Format the data lines starting at the line that contains "israel-male-label: Male <box>801" and ending at the line that contains "x-tick-label-0: 0 <box>114", both included, as a numbered list, leaving out any blank lines.

*** DATA LISTING

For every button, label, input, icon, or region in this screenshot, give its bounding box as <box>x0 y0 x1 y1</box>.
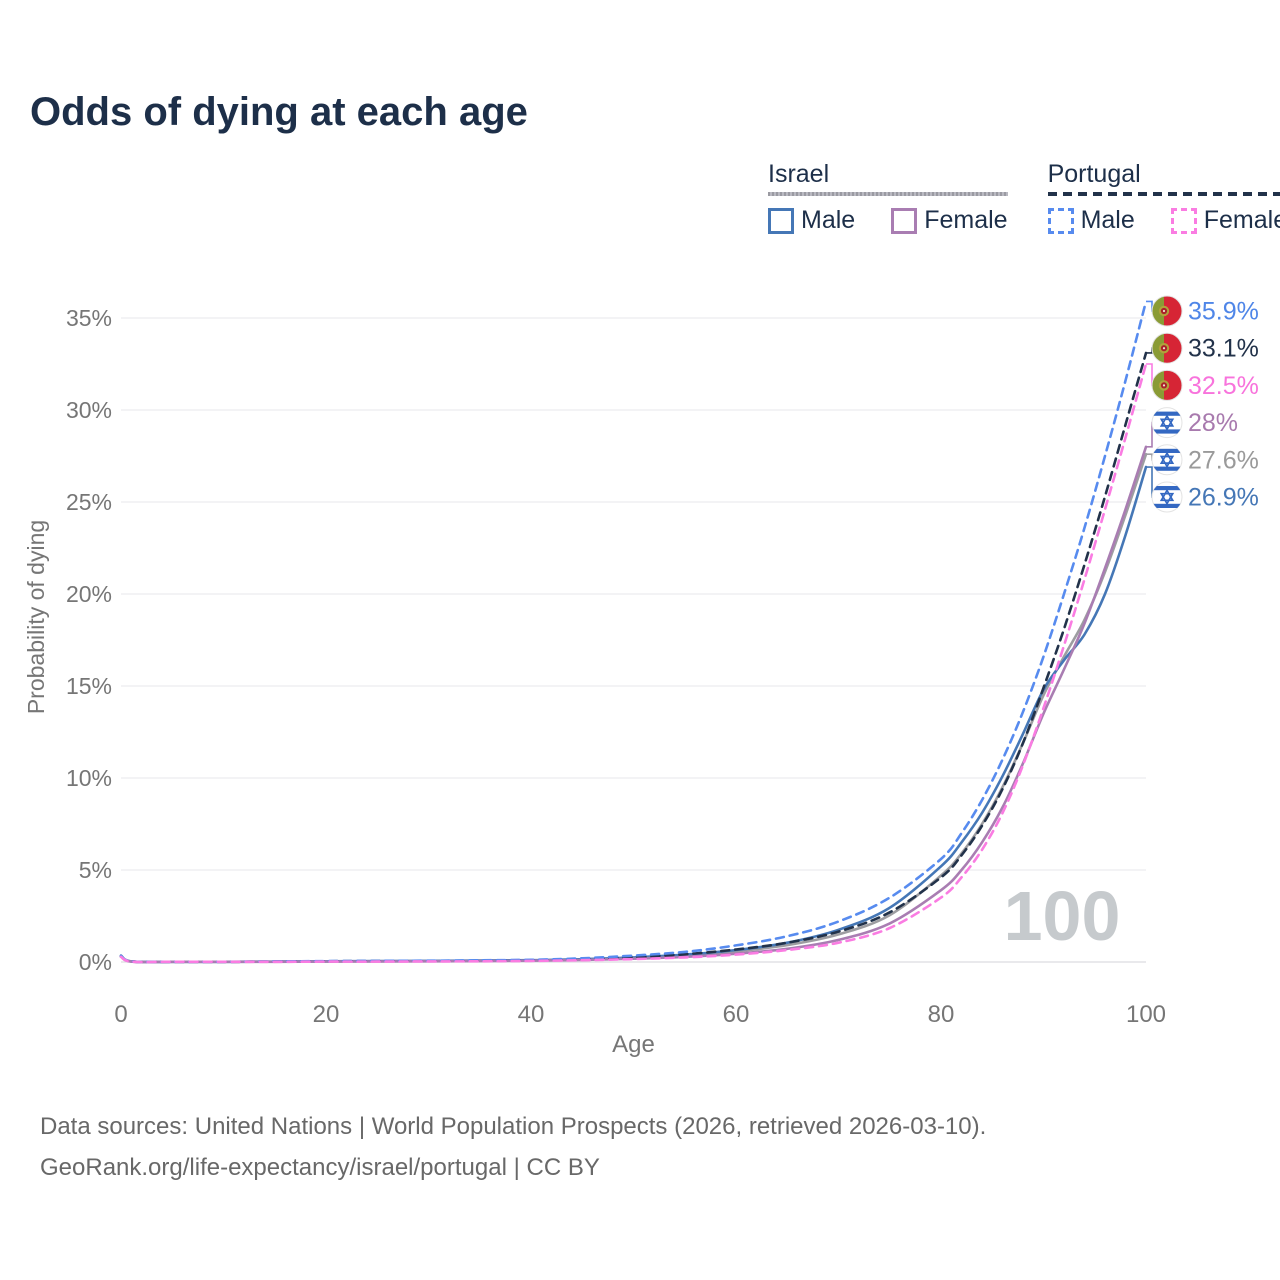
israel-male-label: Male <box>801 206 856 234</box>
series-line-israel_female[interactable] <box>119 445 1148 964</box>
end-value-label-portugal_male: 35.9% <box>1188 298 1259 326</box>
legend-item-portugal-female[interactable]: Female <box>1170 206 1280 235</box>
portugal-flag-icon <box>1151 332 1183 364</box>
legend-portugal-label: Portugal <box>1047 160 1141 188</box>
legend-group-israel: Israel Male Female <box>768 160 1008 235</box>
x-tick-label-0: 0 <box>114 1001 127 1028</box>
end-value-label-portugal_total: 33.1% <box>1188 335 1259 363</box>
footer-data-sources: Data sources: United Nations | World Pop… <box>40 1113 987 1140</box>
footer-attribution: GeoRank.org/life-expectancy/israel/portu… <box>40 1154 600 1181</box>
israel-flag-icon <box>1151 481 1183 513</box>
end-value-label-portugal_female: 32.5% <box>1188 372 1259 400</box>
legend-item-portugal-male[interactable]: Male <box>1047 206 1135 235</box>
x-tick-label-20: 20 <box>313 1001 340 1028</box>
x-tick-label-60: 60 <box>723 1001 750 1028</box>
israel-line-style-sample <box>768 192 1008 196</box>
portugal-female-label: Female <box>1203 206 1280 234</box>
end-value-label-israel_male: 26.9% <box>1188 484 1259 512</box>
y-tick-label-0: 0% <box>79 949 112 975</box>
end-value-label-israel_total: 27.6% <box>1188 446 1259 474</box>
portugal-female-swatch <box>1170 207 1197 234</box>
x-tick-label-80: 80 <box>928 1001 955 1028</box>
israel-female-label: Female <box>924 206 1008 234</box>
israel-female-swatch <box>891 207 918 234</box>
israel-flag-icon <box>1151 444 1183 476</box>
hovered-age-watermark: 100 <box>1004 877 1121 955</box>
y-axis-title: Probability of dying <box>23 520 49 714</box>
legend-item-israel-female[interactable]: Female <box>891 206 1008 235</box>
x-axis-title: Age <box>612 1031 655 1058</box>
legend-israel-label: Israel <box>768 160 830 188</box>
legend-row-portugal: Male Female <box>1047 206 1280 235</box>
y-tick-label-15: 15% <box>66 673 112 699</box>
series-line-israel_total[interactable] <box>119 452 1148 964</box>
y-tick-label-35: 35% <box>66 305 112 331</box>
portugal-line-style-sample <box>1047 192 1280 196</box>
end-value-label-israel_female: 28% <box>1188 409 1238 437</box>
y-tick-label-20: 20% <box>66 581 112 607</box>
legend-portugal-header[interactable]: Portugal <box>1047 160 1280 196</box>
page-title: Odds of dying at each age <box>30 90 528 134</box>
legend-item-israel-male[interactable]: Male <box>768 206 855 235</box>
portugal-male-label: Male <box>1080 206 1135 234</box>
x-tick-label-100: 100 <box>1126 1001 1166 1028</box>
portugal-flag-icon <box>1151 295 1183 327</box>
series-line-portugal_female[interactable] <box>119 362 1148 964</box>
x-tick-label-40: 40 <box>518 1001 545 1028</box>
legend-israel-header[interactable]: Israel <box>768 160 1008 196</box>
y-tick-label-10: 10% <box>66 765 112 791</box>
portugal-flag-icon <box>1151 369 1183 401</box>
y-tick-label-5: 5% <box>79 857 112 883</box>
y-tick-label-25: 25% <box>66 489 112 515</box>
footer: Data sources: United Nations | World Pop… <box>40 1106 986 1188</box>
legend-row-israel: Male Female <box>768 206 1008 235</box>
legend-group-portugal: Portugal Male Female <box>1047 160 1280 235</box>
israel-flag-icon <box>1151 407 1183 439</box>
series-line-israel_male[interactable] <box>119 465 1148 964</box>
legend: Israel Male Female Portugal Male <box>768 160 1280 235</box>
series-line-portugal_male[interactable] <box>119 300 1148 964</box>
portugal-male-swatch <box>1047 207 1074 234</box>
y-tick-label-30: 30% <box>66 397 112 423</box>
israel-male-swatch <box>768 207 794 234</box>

******

ANSWER FOR THE TASK =>
1. israel-male-label: Male <box>801 206 856 234</box>
2. series-line-israel_female[interactable] <box>119 445 1148 964</box>
3. end-value-label-portugal_male: 35.9% <box>1188 298 1259 326</box>
4. legend-item-portugal-female[interactable]: Female <box>1170 206 1280 235</box>
5. portugal-flag-icon <box>1151 332 1183 364</box>
6. legend-portugal-label: Portugal <box>1047 160 1141 188</box>
7. legend-group-israel: Israel Male Female <box>768 160 1008 235</box>
8. x-tick-label-0: 0 <box>114 1001 127 1028</box>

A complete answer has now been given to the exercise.